** start Material for this exercise **

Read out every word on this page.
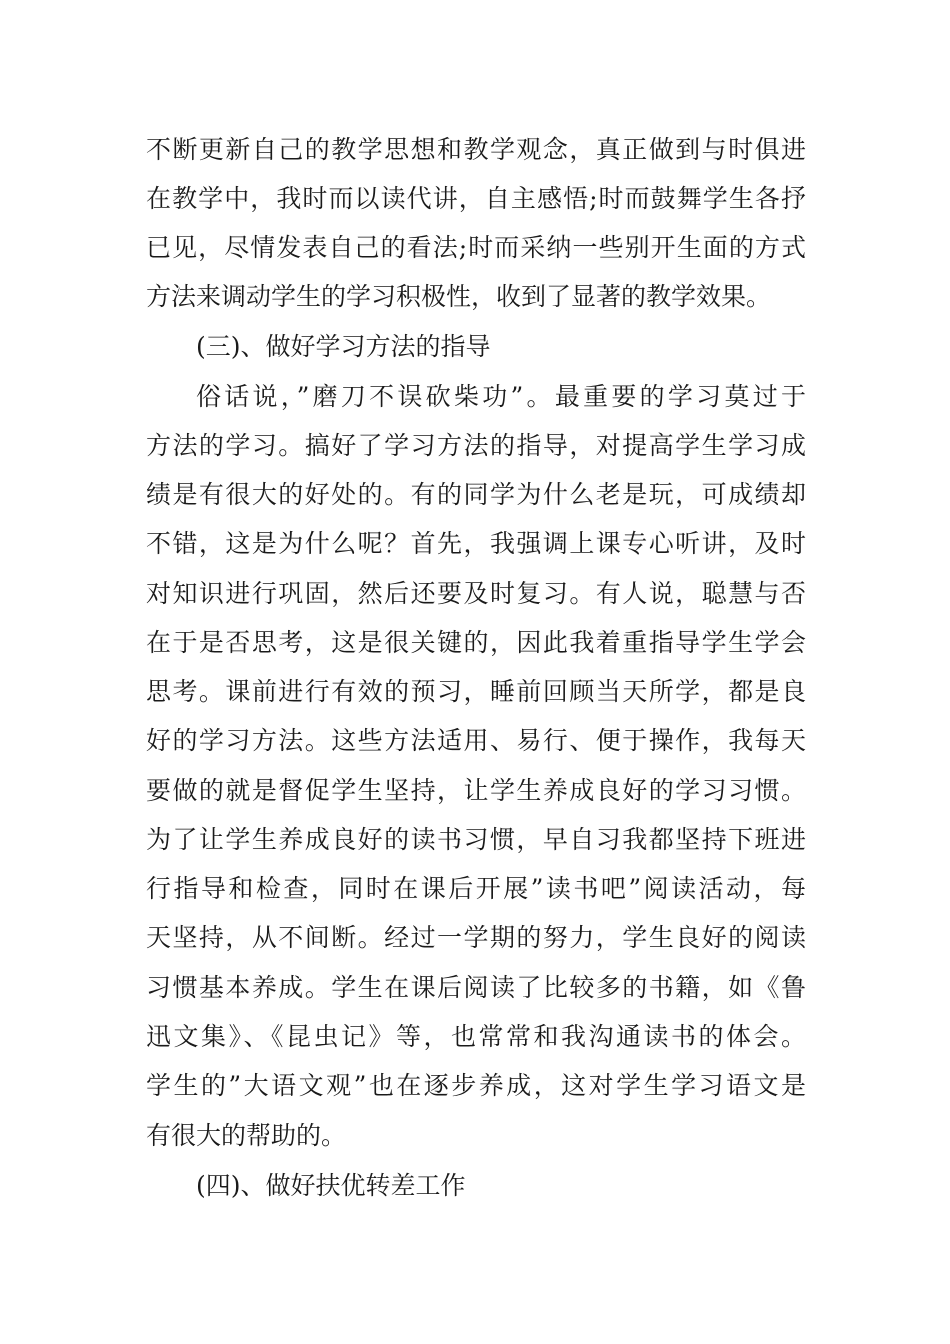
不断更新自己的教学思想和教学观念，真正做到与时俱进
在教学中，我时而以读代讲，自主感悟;时而鼓舞学生各抒
已见，尽情发表自己的看法;时而采纳一些别开生面的方式
方法来调动学生的学习积极性，收到了显著的教学效果。
(三)、做好学习方法的指导
俗话说，”磨刀不误砍柴功”。最重要的学习莫过于
方法的学习。搞好了学习方法的指导，对提高学生学习成
绩是有很大的好处的。有的同学为什么老是玩，可成绩却
不错，这是为什么呢？首先，我强调上课专心听讲，及时
对知识进行巩固，然后还要及时复习。有人说，聪慧与否
在于是否思考，这是很关键的，因此我着重指导学生学会
思考。课前进行有效的预习，睡前回顾当天所学，都是良
好的学习方法。这些方法适用、易行、便于操作，我每天
要做的就是督促学生坚持，让学生养成良好的学习习惯。
为了让学生养成良好的读书习惯，早自习我都坚持下班进
行指导和检查，同时在课后开展”读书吧”阅读活动，每
天坚持，从不间断。经过一学期的努力，学生良好的阅读
习惯基本养成。学生在课后阅读了比较多的书籍，如《鲁
迅文集》、《昆虫记》等，也常常和我沟通读书的体会。
学生的”大语文观”也在逐步养成，这对学生学习语文是
有很大的帮助的。
(四)、做好扶优转差工作
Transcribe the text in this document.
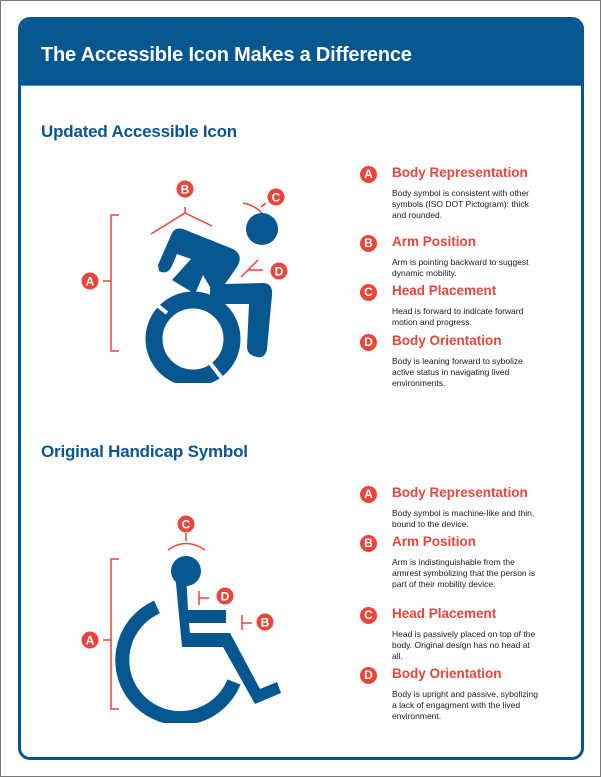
The Accessible Icon Makes a Difference
Updated Accessible Icon
A
B
C
D
A	Body Representation
Body symbol is consistent with other symbols (ISO DOT Pictogram): thick and rounded.
B	Arm Position
Arm is pointing backward to suggest dynamic mobility.
C	Head Placement
Head is forward to indicate forward motion and progress.
D	Body Orientation
Body is leaning forward to sybolize active status in navigating lived environments.
Original Handicap Symbol
A
C
D
B
A	Body Representation
Body symbol is machine-like and thin, bound to the device.
B	Arm Position
Arm is indistinguishable from the armrest symbolizing that the person is part of their mobility device.
C	Head Placement
Head is passively placed on top of the body. Original design has no head at all.
D	Body Orientation
Body is upright and passive, sybolizing a lack of engagment with the lived environment.
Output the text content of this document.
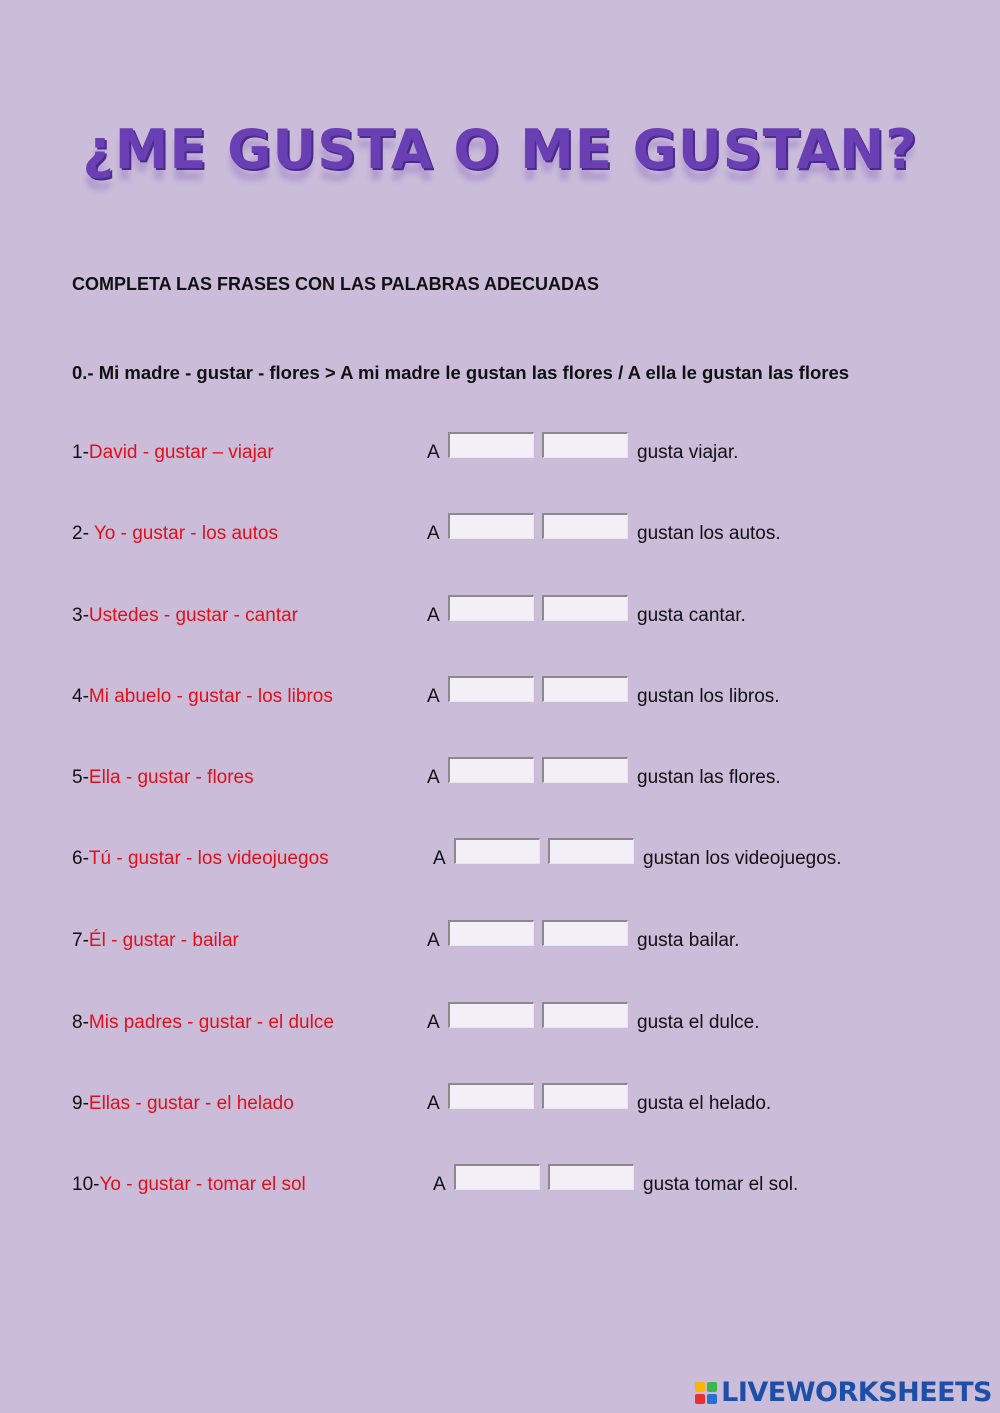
¿ME GUSTA O ME GUSTAN?

COMPLETA LAS FRASES CON LAS PALABRAS ADECUADAS

0.- Mi madre - gustar - flores > A mi madre le gustan las flores / A ella le gustan las flores

1-David - gustar – viajar	A	gusta viajar.
2- Yo - gustar - los autos	A	gustan los autos.
3-Ustedes - gustar - cantar	A	gusta cantar.
4-Mi abuelo - gustar - los libros	A	gustan los libros.
5-Ella - gustar - flores	A	gustan las flores.
6-Tú - gustar - los videojuegos	A	gustan los videojuegos.
7-Él - gustar - bailar	A	gusta bailar.
8-Mis padres - gustar - el dulce	A	gusta el dulce.
9-Ellas - gustar - el helado	A	gusta el helado.
10-Yo - gustar - tomar el sol	A	gusta tomar el sol.
LIVEWORKSHEETS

** end Material for this exercise **

### What is asked
All the lines above are to be reproduced exactly, except the pictures.

### Output of the exercise
Read out every word on this page.
不断更新自己的教学思想和教学观念，真正做到与时俱进
在教学中，我时而以读代讲，自主感悟;时而鼓舞学生各抒
已见，尽情发表自己的看法;时而采纳一些别开生面的方式
方法来调动学生的学习积极性，收到了显著的教学效果。
(三)、做好学习方法的指导
俗话说，”磨刀不误砍柴功”。最重要的学习莫过于
方法的学习。搞好了学习方法的指导，对提高学生学习成
绩是有很大的好处的。有的同学为什么老是玩，可成绩却
不错，这是为什么呢？首先，我强调上课专心听讲，及时
对知识进行巩固，然后还要及时复习。有人说，聪慧与否
在于是否思考，这是很关键的，因此我着重指导学生学会
思考。课前进行有效的预习，睡前回顾当天所学，都是良
好的学习方法。这些方法适用、易行、便于操作，我每天
要做的就是督促学生坚持，让学生养成良好的学习习惯。
为了让学生养成良好的读书习惯，早自习我都坚持下班进
行指导和检查，同时在课后开展”读书吧”阅读活动，每
天坚持，从不间断。经过一学期的努力，学生良好的阅读
习惯基本养成。学生在课后阅读了比较多的书籍，如《鲁
迅文集》、《昆虫记》等，也常常和我沟通读书的体会。
学生的”大语文观”也在逐步养成，这对学生学习语文是
有很大的帮助的。
(四)、做好扶优转差工作
Transcribe the text in this document.
The Accessible Icon Makes a Difference
Updated Accessible Icon
A
B
C
D
A	Body Representation
Body symbol is consistent with other symbols (ISO DOT Pictogram): thick and rounded.
B	Arm Position
Arm is pointing backward to suggest dynamic mobility.
C	Head Placement
Head is forward to indicate forward motion and progress.
D	Body Orientation
Body is leaning forward to sybolize active status in navigating lived environments.
Original Handicap Symbol
A
C
D
B
A	Body Representation
Body symbol is machine-like and thin, bound to the device.
B	Arm Position
Arm is indistinguishable from the armrest symbolizing that the person is part of their mobility device.
C	Head Placement
Head is passively placed on top of the body. Original design has no head at all.
D	Body Orientation
Body is upright and passive, sybolizing a lack of engagment with the lived environment.
Output the text content of this document.
¿ME GUSTA O ME GUSTAN?

COMPLETA LAS FRASES CON LAS PALABRAS ADECUADAS

0.- Mi madre - gustar - flores > A mi madre le gustan las flores / A ella le gustan las flores

1-David - gustar – viajar	A	gusta viajar.
2- Yo - gustar - los autos	A	gustan los autos.
3-Ustedes - gustar - cantar	A	gusta cantar.
4-Mi abuelo - gustar - los libros	A	gustan los libros.
5-Ella - gustar - flores	A	gustan las flores.
6-Tú - gustar - los videojuegos	A	gustan los videojuegos.
7-Él - gustar - bailar	A	gusta bailar.
8-Mis padres - gustar - el dulce	A	gusta el dulce.
9-Ellas - gustar - el helado	A	gusta el helado.
10-Yo - gustar - tomar el sol	A	gusta tomar el sol.
LIVEWORKSHEETS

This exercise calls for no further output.